═════ RECORDS FOR THIS TASK ═════
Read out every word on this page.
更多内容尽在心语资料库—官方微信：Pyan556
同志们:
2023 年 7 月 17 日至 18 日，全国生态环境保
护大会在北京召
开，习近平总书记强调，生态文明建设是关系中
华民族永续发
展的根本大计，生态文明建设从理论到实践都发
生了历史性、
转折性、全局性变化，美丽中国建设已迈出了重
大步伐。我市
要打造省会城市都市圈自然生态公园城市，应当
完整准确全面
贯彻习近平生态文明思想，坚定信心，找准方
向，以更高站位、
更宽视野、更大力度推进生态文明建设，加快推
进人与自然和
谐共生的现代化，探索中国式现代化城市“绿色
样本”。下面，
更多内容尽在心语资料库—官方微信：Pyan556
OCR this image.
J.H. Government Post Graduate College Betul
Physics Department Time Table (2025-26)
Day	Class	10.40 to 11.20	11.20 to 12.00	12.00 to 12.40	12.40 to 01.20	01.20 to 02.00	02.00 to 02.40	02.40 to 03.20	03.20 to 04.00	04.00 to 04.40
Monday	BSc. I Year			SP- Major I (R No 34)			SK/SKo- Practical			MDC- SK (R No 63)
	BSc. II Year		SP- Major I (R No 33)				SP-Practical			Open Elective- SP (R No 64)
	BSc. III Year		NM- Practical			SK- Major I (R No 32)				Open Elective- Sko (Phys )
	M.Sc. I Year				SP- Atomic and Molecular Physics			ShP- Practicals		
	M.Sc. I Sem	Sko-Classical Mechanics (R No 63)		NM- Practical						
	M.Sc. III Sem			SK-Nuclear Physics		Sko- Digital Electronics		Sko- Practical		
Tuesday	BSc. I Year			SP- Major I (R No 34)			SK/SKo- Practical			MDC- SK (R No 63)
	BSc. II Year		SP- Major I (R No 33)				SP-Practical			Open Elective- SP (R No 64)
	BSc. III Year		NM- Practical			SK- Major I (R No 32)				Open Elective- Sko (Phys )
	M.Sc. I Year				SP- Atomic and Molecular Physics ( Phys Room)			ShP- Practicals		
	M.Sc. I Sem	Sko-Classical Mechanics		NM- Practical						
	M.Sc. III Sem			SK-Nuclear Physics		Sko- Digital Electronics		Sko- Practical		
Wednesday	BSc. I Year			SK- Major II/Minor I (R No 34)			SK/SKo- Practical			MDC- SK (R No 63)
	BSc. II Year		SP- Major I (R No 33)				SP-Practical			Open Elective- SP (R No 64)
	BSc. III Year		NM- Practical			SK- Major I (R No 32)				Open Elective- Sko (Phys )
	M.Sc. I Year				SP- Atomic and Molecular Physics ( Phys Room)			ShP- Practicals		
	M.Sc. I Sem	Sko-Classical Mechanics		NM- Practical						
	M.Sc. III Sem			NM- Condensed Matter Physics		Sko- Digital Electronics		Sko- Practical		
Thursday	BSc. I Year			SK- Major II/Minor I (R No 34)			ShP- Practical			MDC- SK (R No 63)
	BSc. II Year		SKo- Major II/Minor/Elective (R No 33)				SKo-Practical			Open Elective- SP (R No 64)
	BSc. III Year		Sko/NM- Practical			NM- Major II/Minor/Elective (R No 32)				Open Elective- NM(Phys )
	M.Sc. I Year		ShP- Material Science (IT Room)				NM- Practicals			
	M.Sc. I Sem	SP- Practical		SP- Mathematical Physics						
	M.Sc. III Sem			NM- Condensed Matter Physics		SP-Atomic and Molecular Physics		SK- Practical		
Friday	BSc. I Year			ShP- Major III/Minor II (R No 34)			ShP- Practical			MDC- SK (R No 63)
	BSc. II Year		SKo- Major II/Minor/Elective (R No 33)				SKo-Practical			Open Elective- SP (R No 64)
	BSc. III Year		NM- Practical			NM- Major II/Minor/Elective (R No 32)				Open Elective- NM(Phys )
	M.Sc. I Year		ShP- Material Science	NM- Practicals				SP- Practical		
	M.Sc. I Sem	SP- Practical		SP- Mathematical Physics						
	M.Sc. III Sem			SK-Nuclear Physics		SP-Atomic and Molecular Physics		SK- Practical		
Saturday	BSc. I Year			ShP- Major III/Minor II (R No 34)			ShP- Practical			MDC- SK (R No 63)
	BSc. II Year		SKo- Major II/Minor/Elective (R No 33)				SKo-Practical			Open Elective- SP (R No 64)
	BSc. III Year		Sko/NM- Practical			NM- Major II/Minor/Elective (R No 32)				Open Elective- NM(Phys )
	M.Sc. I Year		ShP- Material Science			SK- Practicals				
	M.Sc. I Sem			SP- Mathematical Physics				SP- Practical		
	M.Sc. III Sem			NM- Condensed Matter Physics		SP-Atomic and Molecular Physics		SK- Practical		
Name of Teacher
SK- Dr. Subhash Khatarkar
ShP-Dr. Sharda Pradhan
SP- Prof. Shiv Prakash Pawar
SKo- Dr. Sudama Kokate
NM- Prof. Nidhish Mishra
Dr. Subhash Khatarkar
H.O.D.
═════
═════ RECORDS FOR THIS TASK ═════
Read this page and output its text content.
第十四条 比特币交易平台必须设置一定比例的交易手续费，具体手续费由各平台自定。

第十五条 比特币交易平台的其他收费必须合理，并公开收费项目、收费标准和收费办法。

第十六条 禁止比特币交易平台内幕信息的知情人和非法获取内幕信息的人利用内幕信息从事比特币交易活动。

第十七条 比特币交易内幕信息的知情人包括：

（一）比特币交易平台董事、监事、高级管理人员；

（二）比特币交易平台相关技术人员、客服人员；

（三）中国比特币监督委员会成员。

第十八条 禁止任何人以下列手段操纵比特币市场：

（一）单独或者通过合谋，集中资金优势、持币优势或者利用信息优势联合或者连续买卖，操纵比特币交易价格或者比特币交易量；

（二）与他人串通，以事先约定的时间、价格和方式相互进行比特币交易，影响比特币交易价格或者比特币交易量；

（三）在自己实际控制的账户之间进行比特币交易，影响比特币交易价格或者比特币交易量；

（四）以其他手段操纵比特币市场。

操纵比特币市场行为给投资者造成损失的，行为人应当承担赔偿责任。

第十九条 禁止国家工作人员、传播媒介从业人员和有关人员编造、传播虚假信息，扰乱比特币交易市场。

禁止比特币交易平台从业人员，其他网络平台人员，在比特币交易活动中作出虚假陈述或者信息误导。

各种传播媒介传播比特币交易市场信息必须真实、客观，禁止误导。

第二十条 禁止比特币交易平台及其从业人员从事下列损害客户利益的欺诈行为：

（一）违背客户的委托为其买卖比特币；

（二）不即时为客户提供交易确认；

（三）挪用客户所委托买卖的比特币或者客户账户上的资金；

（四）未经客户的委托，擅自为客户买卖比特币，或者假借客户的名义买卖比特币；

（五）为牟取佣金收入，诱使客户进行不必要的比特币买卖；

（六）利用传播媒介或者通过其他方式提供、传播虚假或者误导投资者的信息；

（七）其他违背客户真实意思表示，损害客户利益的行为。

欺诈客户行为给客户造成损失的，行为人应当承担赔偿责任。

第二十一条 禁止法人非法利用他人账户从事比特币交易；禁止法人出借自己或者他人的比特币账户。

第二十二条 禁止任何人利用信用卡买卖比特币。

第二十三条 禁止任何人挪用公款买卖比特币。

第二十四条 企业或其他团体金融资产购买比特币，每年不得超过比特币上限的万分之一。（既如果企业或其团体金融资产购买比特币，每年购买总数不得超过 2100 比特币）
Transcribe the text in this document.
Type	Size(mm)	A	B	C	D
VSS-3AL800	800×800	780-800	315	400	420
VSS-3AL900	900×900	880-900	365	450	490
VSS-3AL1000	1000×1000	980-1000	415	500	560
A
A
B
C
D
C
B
═════
EXERCISE GOAL — Extract every line that has the string "Khatarkar" in it.

TASK ANSWER —
SK- Dr. Subhash Khatarkar
Dr. Subhash Khatarkar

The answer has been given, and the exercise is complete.